START Dataset extract

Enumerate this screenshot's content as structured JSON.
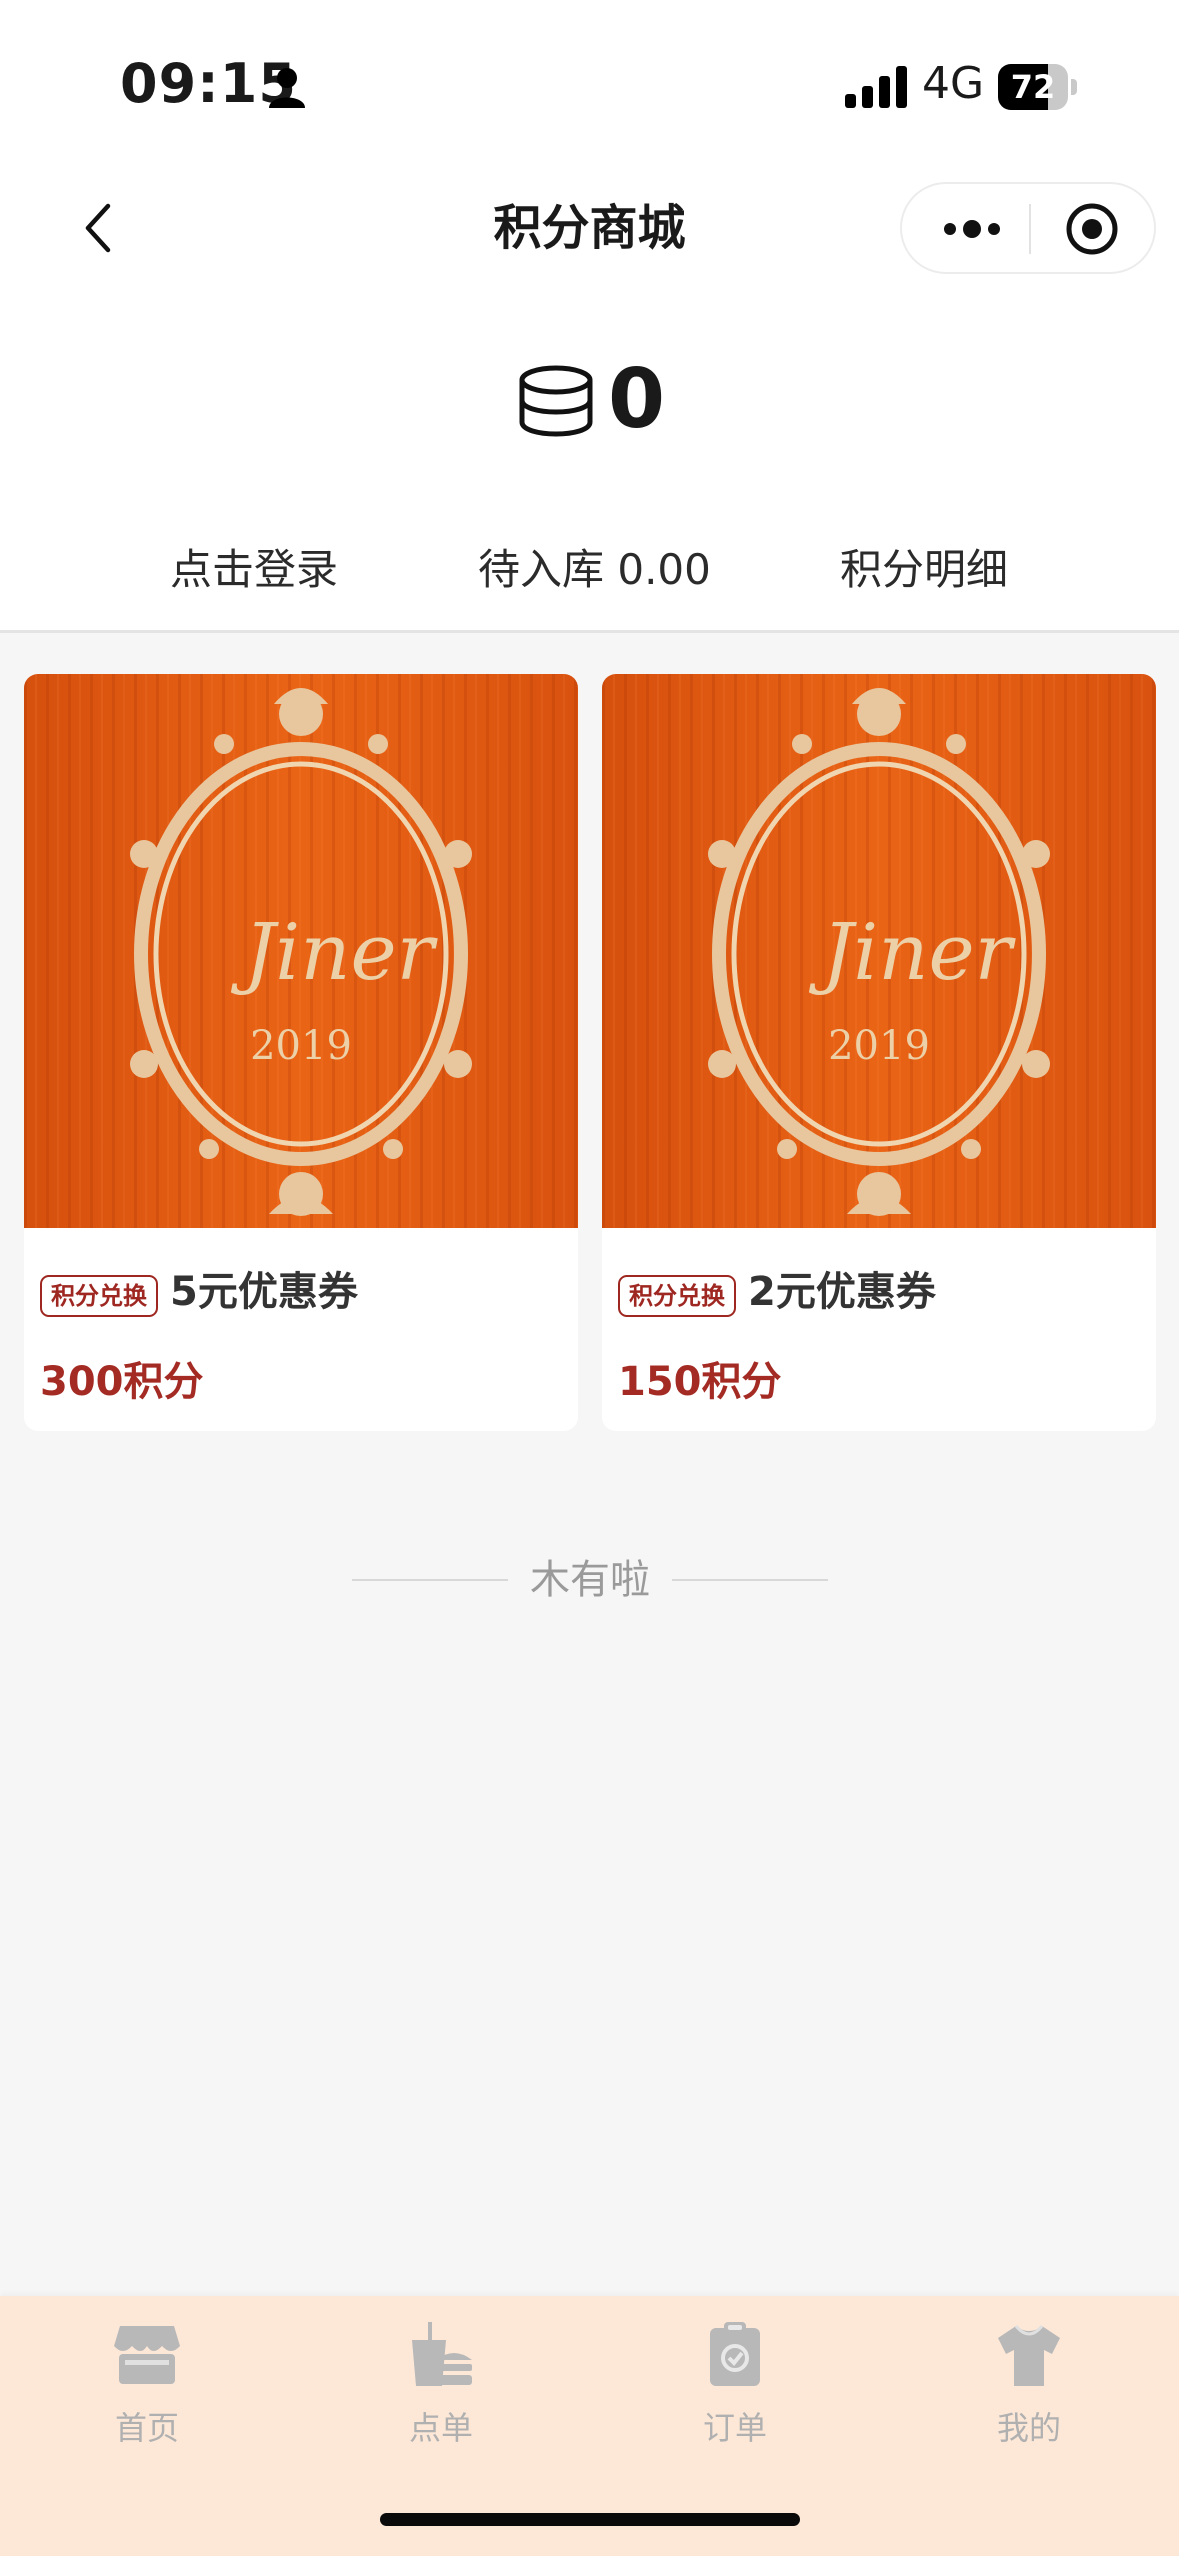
{
  "status_bar": {
    "time": "09:15",
    "network": "4G",
    "battery": "72",
    "battery_level": 0.72
  },
  "nav": {
    "title": "积分商城"
  },
  "points": {
    "value": "0"
  },
  "actions": {
    "login": "点击登录",
    "pending": "待入库 0.00",
    "detail": "积分明细"
  },
  "products": [
    {
      "tag": "积分兑换",
      "name": "5元优惠券",
      "price": "300积分",
      "image_script": "Jiner",
      "image_year": "2019"
    },
    {
      "tag": "积分兑换",
      "name": "2元优惠券",
      "price": "150积分",
      "image_script": "Jiner",
      "image_year": "2019"
    }
  ],
  "end_text": "木有啦",
  "tabbar": [
    {
      "label": "首页",
      "icon": "store-icon"
    },
    {
      "label": "点单",
      "icon": "drink-burger-icon"
    },
    {
      "label": "订单",
      "icon": "order-clipboard-icon"
    },
    {
      "label": "我的",
      "icon": "shirt-icon"
    }
  ],
  "colors": {
    "accent": "#a42b24",
    "tabbar_bg": "#fde8d8",
    "product_image_bg": "#e25d14",
    "ornament": "#e8c79e"
  }
}
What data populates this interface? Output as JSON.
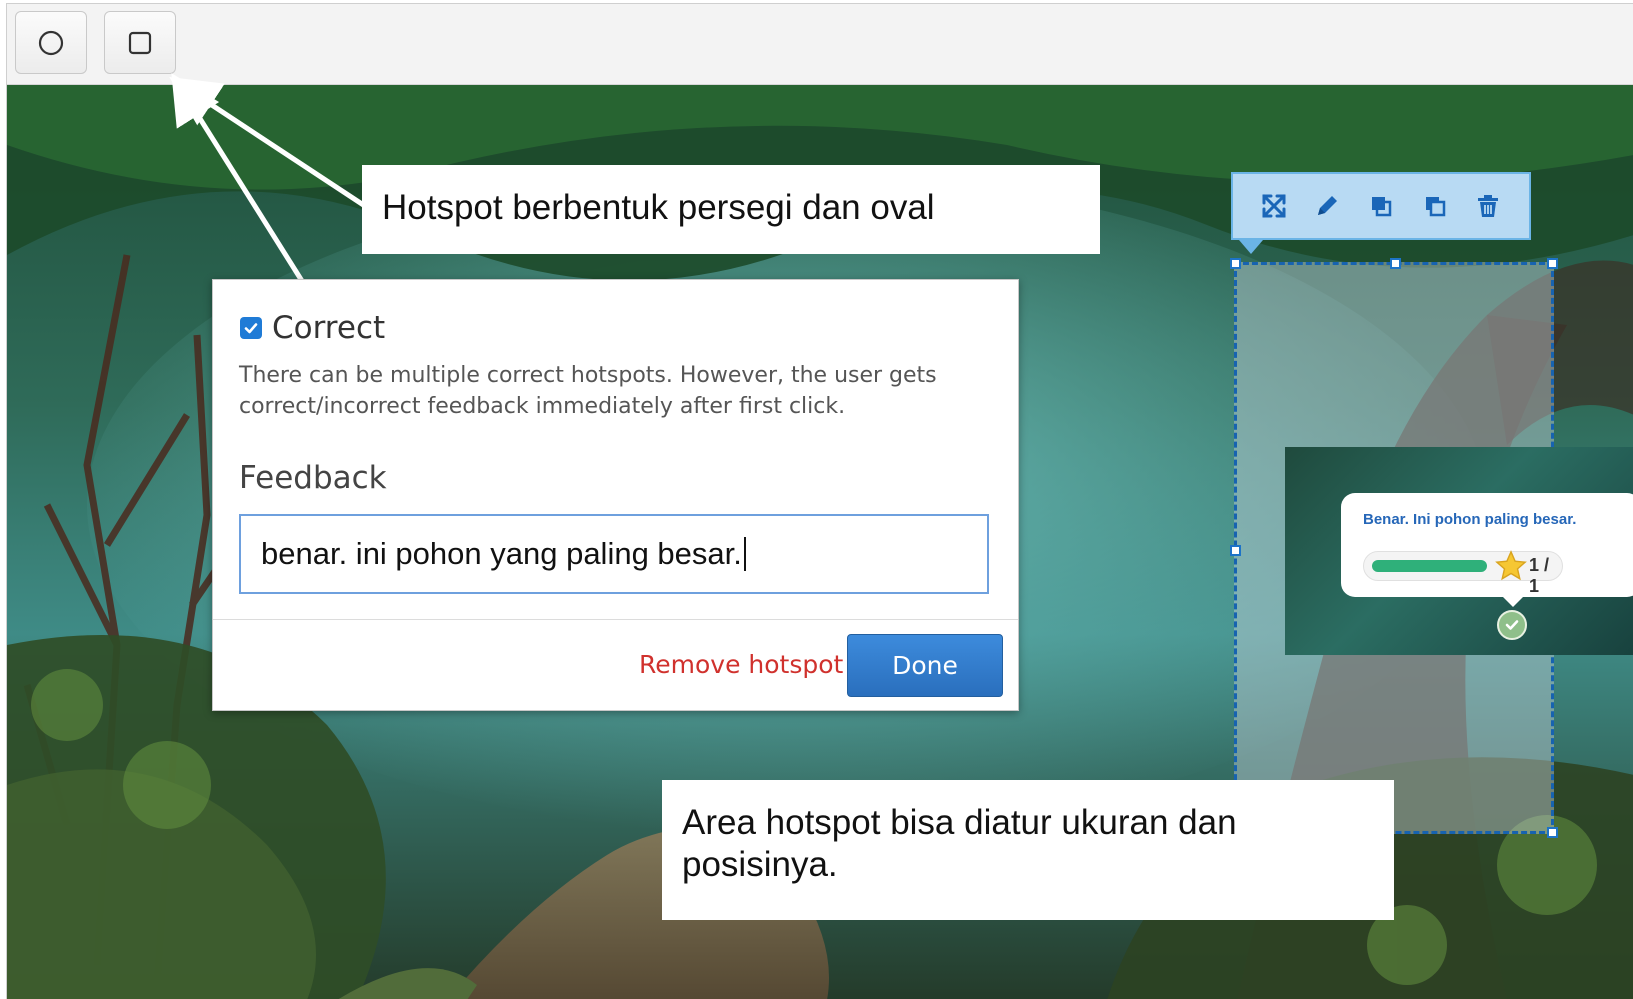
{
  "toolbar": {
    "tools": [
      {
        "name": "oval-tool",
        "icon": "circle-icon"
      },
      {
        "name": "rectangle-tool",
        "icon": "square-icon"
      }
    ]
  },
  "callouts": {
    "top": "Hotspot berbentuk persegi dan oval",
    "bottom": "Area hotspot bisa diatur ukuran dan posisinya."
  },
  "dialog": {
    "correct_label": "Correct",
    "correct_checked": true,
    "help_text": "There can be multiple correct hotspots. However, the user gets correct/incorrect feedback immediately after first click.",
    "feedback_label": "Feedback",
    "feedback_value": "benar. ini pohon yang paling besar.",
    "remove_label": "Remove hotspot",
    "done_label": "Done"
  },
  "hotspot_toolbar": {
    "icons": [
      "expand-icon",
      "pencil-icon",
      "bring-front-icon",
      "send-back-icon",
      "trash-icon"
    ]
  },
  "preview": {
    "feedback_text": "Benar. Ini pohon paling besar.",
    "progress": 0.72,
    "score": "1 / 1"
  },
  "colors": {
    "accent": "#1f7bd6",
    "done_button": "#2f7ac8",
    "remove_link": "#d0312d",
    "hotspot_border": "#1763b0",
    "progress_fill": "#2fb07a",
    "preview_text": "#2667b8"
  }
}
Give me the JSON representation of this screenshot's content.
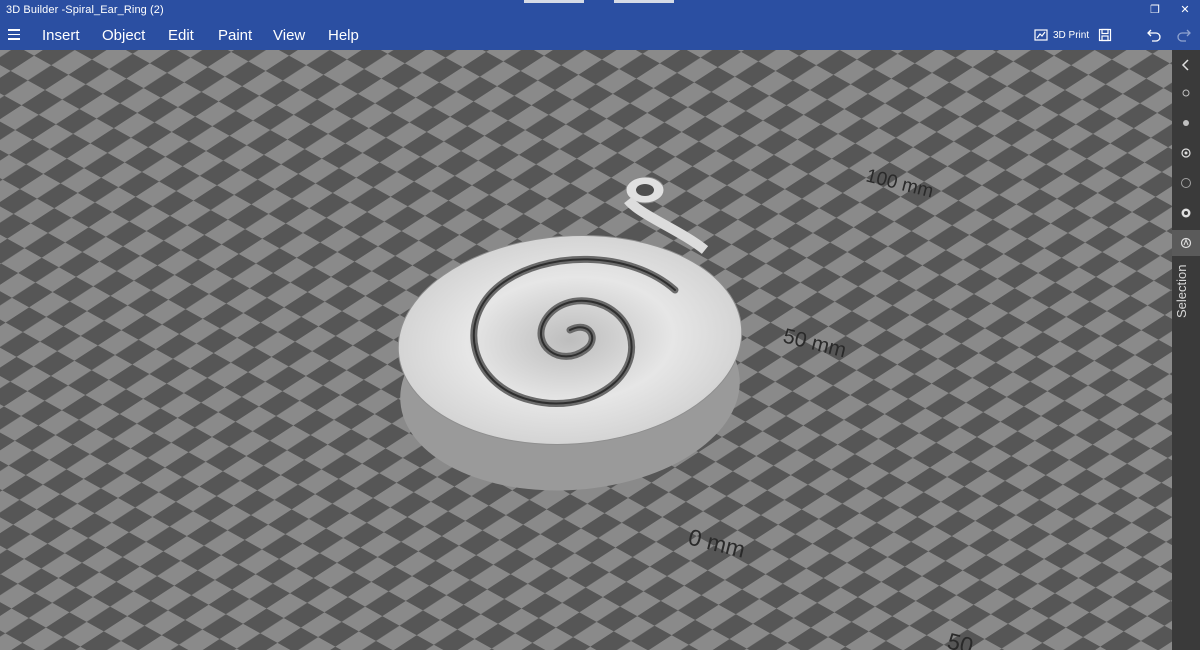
{
  "window": {
    "title": "3D Builder -Spiral_Ear_Ring (2)",
    "restore_glyph": "❐",
    "close_glyph": "✕"
  },
  "menu": {
    "items": [
      "Insert",
      "Object",
      "Edit",
      "Paint",
      "View",
      "Help"
    ]
  },
  "toolbar": {
    "print_label": "3D Print",
    "print_icon": "3d-print-icon",
    "save_icon": "save-icon",
    "undo_icon": "undo-icon",
    "redo_icon": "redo-icon"
  },
  "viewport": {
    "ruler_labels": [
      "100 mm",
      "50 mm",
      "0 mm",
      "50"
    ],
    "model_name": "Spiral_Ear_Ring"
  },
  "sidebar": {
    "label": "Selection",
    "buttons": [
      "collapse-icon",
      "select-icon-1",
      "select-icon-2",
      "select-icon-3",
      "select-icon-4",
      "select-icon-5",
      "selection-mode-icon"
    ]
  },
  "colors": {
    "accent": "#2b4fa2",
    "grid_light": "#8a8a8a",
    "grid_dark": "#565656",
    "model": "#e8e8e8",
    "panel": "#3a3a3a"
  }
}
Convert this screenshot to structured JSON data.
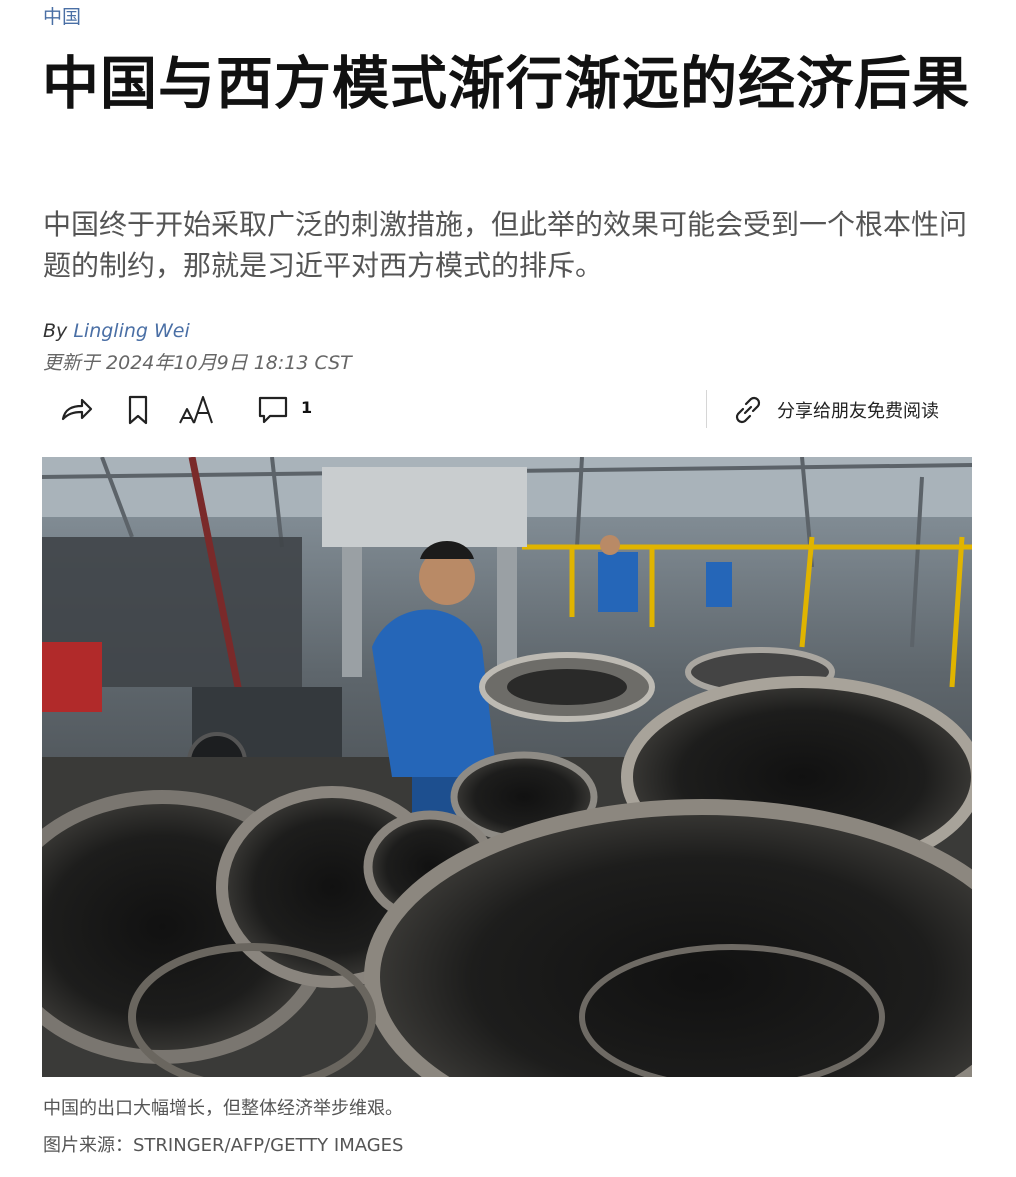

END Dataset extract

__The problem__: Work out how many lines in the entries hold the string "title". Your answer should consist solely of that number.

__Exercise answer__: 2